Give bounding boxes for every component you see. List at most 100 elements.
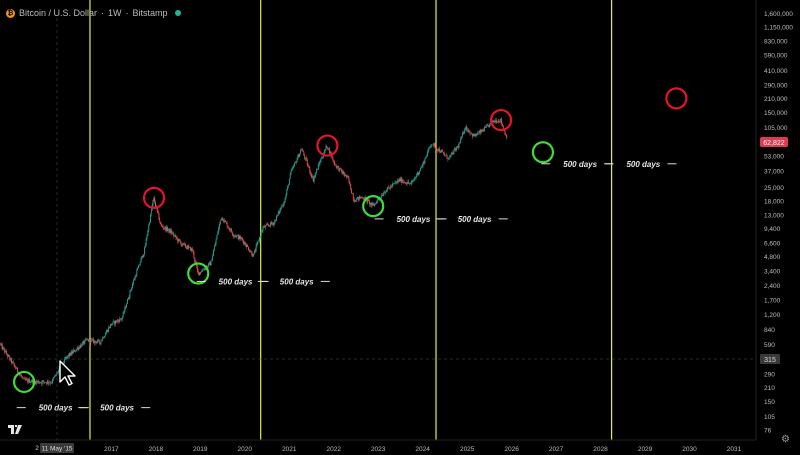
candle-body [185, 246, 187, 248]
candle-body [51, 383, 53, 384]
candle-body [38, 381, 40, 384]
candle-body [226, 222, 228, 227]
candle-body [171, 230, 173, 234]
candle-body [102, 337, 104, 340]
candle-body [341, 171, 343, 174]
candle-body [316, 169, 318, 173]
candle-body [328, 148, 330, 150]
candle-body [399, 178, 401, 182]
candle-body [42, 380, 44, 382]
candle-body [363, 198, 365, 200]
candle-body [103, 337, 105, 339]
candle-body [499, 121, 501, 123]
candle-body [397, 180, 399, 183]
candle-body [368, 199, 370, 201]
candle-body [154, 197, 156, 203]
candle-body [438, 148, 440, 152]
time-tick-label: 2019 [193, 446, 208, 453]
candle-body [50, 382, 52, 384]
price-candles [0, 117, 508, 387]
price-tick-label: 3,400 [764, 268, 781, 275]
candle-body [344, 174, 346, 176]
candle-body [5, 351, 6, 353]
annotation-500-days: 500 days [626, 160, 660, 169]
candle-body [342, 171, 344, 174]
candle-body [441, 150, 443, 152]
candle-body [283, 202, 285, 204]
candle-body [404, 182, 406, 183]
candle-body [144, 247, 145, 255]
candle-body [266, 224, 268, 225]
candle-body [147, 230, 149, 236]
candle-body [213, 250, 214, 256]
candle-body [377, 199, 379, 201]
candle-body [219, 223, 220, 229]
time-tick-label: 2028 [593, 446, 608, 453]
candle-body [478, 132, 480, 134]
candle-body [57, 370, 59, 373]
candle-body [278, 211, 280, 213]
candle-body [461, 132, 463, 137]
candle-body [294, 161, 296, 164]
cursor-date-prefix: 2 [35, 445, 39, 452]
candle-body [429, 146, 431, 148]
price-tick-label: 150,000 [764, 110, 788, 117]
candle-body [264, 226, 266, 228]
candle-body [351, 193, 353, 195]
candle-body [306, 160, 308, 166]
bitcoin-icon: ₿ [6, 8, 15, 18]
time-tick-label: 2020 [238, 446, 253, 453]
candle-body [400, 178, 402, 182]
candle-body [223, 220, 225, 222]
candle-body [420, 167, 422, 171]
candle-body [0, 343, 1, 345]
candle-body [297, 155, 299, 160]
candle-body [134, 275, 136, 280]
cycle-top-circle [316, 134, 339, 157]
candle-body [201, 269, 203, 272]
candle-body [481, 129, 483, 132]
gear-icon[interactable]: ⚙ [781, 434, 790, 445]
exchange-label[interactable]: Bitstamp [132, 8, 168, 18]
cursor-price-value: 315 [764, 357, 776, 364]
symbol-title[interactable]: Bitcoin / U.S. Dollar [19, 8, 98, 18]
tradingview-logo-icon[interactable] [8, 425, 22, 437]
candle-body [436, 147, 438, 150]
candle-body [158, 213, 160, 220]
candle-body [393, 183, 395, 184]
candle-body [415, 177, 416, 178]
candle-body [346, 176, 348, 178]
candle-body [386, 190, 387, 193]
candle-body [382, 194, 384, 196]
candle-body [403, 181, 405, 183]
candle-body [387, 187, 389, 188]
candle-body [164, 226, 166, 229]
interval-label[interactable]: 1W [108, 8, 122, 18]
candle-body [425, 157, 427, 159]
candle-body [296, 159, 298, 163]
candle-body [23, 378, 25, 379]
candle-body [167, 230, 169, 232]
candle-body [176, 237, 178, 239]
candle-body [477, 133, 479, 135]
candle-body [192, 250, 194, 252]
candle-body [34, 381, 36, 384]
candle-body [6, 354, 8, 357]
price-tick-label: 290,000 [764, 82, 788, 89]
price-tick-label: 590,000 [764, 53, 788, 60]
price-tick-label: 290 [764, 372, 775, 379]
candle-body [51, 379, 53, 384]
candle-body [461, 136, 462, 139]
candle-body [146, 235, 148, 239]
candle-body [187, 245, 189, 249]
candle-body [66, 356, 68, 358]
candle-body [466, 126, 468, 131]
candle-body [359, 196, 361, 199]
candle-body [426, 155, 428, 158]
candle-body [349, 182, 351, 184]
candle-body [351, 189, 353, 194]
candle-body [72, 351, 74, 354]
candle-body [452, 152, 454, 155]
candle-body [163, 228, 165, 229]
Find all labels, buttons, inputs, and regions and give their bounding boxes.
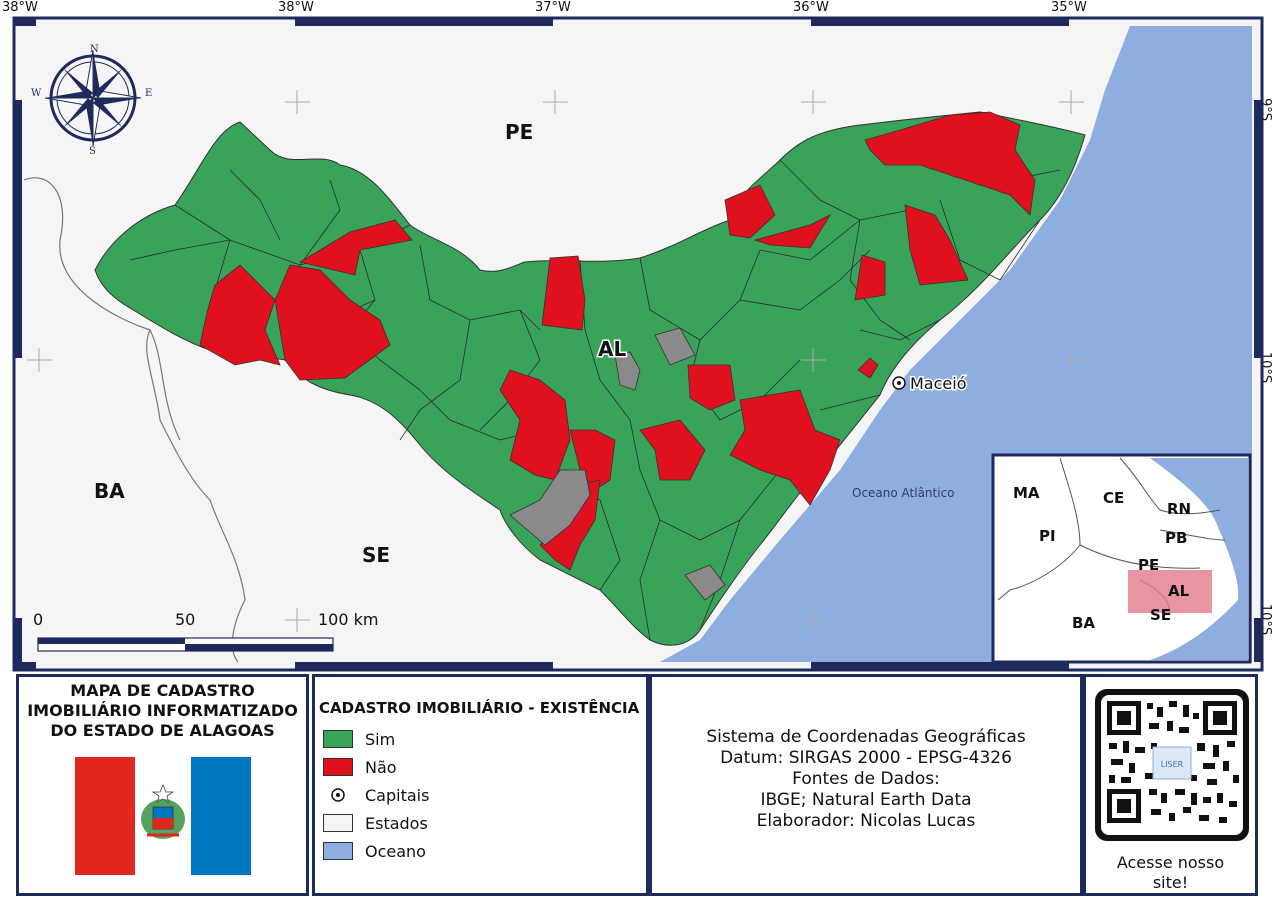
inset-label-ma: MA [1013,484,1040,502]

### Given instruction
Put every line of the listing above into a Markdown table with two columns, Row and Line, numbering the rows in order and skipping any blank lines. Leave the pictures out.

### Response
| Row | Line |
|---|---|
| 1 | Give bounding boxes for every component you see. List at most 100 elements. |
| 2 | candle-body [185, 246, 187, 248] |
| 3 | candle-body [51, 383, 53, 384] |
| 4 | candle-body [38, 381, 40, 384] |
| 5 | candle-body [226, 222, 228, 227] |
| 6 | candle-body [171, 230, 173, 234] |
| 7 | candle-body [102, 337, 104, 340] |
| 8 | candle-body [341, 171, 343, 174] |
| 9 | candle-body [316, 169, 318, 173] |
| 10 | candle-body [328, 148, 330, 150] |
| 11 | candle-body [399, 178, 401, 182] |
| 12 | candle-body [42, 380, 44, 382] |
| 13 | candle-body [363, 198, 365, 200] |
| 14 | candle-body [103, 337, 105, 339] |
| 15 | candle-body [499, 121, 501, 123] |
| 16 | candle-body [397, 180, 399, 183] |
| 17 | candle-body [368, 199, 370, 201] |
| 18 | candle-body [154, 197, 156, 203] |
| 19 | candle-body [438, 148, 440, 152] |
| 20 | time-tick-label: 2019 [193, 446, 208, 453] |
| 21 | candle-body [50, 382, 52, 384] |
| 22 | price-candles [0, 117, 508, 387] |
| 23 | price-tick-label: 3,400 [764, 268, 781, 275] |
| 24 | candle-body [344, 174, 346, 176] |
| 25 | candle-body [5, 351, 6, 353] |
| 26 | annotation-500-days: 500 days [626, 160, 660, 169] |
| 27 | candle-body [342, 171, 344, 174] |
| 28 | candle-body [441, 150, 443, 152] |
| 29 | candle-body [283, 202, 285, 204] |
| 30 | candle-body [404, 182, 406, 183] |
| 31 | candle-body [144, 247, 145, 255] |
| 32 | candle-body [266, 224, 268, 225] |
| 33 | candle-body [147, 230, 149, 236] |
| 34 | candle-body [213, 250, 214, 256] |
| 35 | candle-body [377, 199, 379, 201] |
| 36 | candle-body [219, 223, 220, 229] |
| 37 | time-tick-label: 2028 [593, 446, 608, 453] |
| 38 | candle-body [478, 132, 480, 134] |
| 39 | candle-body [57, 370, 59, 373] |
| 40 | candle-body [278, 211, 280, 213] |
| 41 | candle-body [461, 132, 463, 137] |
| 42 | candle-body [294, 161, 296, 164] |
| 43 | cursor-date-prefix: 2 [35, 445, 39, 452] |
| 44 | candle-body [429, 146, 431, 148] |
| 45 | price-tick-label: 150,000 [764, 110, 788, 117] |
| 46 | candle-body [264, 226, 266, 228] |
| 47 | candle-body [351, 193, 353, 195] |
| 48 | candle-body [306, 160, 308, 166] |
| 49 | bitcoin-icon: ₿ [6, 8, 15, 18] |
| 50 | time-tick-label: 2020 [238, 446, 253, 453] |
| 51 | candle-body [400, 178, 402, 182] |
| 52 | candle-body [223, 220, 225, 222] |
| 53 | candle-body [420, 167, 422, 171] |
| 54 | candle-body [0, 343, 1, 345] |
| 55 | candle-body [297, 155, 299, 160] |
| 56 | candle-body [134, 275, 136, 280] |
| 57 | cycle-top-circle [316, 134, 339, 157] |
| 58 | candle-body [201, 269, 203, 272] |
| 59 | candle-body [481, 129, 483, 132] |
| 60 | gear-icon[interactable]: ⚙ [781, 434, 790, 445] |
| 61 | exchange-label[interactable]: Bitstamp [132, 8, 168, 18] |
| 62 | cursor-price-value: 315 [764, 357, 776, 364] |
| 63 | symbol-title[interactable]: Bitcoin / U.S. Dollar [19, 8, 98, 18] |
| 64 | tradingview-logo-icon[interactable] [8, 425, 22, 437] |
| 65 | candle-body [436, 147, 438, 150] |
| 66 | candle-body [158, 213, 160, 220] |
| 67 | candle-body [393, 183, 395, 184] |
| 68 | candle-body [415, 177, 416, 178] |
| 69 | candle-body [346, 176, 348, 178] |
| 70 | candle-body [386, 190, 387, 193] |
| 71 | candle-body [382, 194, 384, 196] |
| 72 | candle-body [403, 181, 405, 183] |
| 73 | candle-body [387, 187, 389, 188] |
| 74 | candle-body [164, 226, 166, 229] |
| 75 | interval-label[interactable]: 1W [108, 8, 122, 18] |
| 76 | candle-body [425, 157, 427, 159] |
| 77 | candle-body [296, 159, 298, 163] |
| 78 | candle-body [23, 378, 25, 379] |
| 79 | candle-body [167, 230, 169, 232] |
| 80 | candle-body [176, 237, 178, 239] |
| 81 | candle-body [477, 133, 479, 135] |
| 82 | candle-body [192, 250, 194, 252] |
| 83 | candle-body [34, 381, 36, 384] |
| 84 | candle-body [6, 354, 8, 357] |
| 85 | price-tick-label: 290,000 [764, 82, 788, 89] |
| 86 | price-tick-label: 590,000 [764, 53, 788, 60] |
| 87 | price-tick-label: 290 [764, 372, 775, 379] |
| 88 | candle-body [51, 379, 53, 384] |
| 89 | candle-body [461, 136, 462, 139] |
| 90 | candle-body [146, 235, 148, 239] |
| 91 | candle-body [187, 245, 189, 249] |
| 92 | candle-body [66, 356, 68, 358] |
| 93 | candle-body [466, 126, 468, 131] |
| 94 | candle-body [359, 196, 361, 199] |
| 95 | candle-body [426, 155, 428, 158] |
| 96 | candle-body [349, 182, 351, 184] |
| 97 | candle-body [351, 189, 353, 194] |
| 98 | candle-body [72, 351, 74, 354] |
| 99 | candle-body [452, 152, 454, 155] |
| 100 | candle-body [163, 228, 165, 229] |
| 101 | Find all labels, buttons, inputs, and regions and give their bounding boxes. |
| 102 | inset-label-ma: MA [1013,484,1040,502] |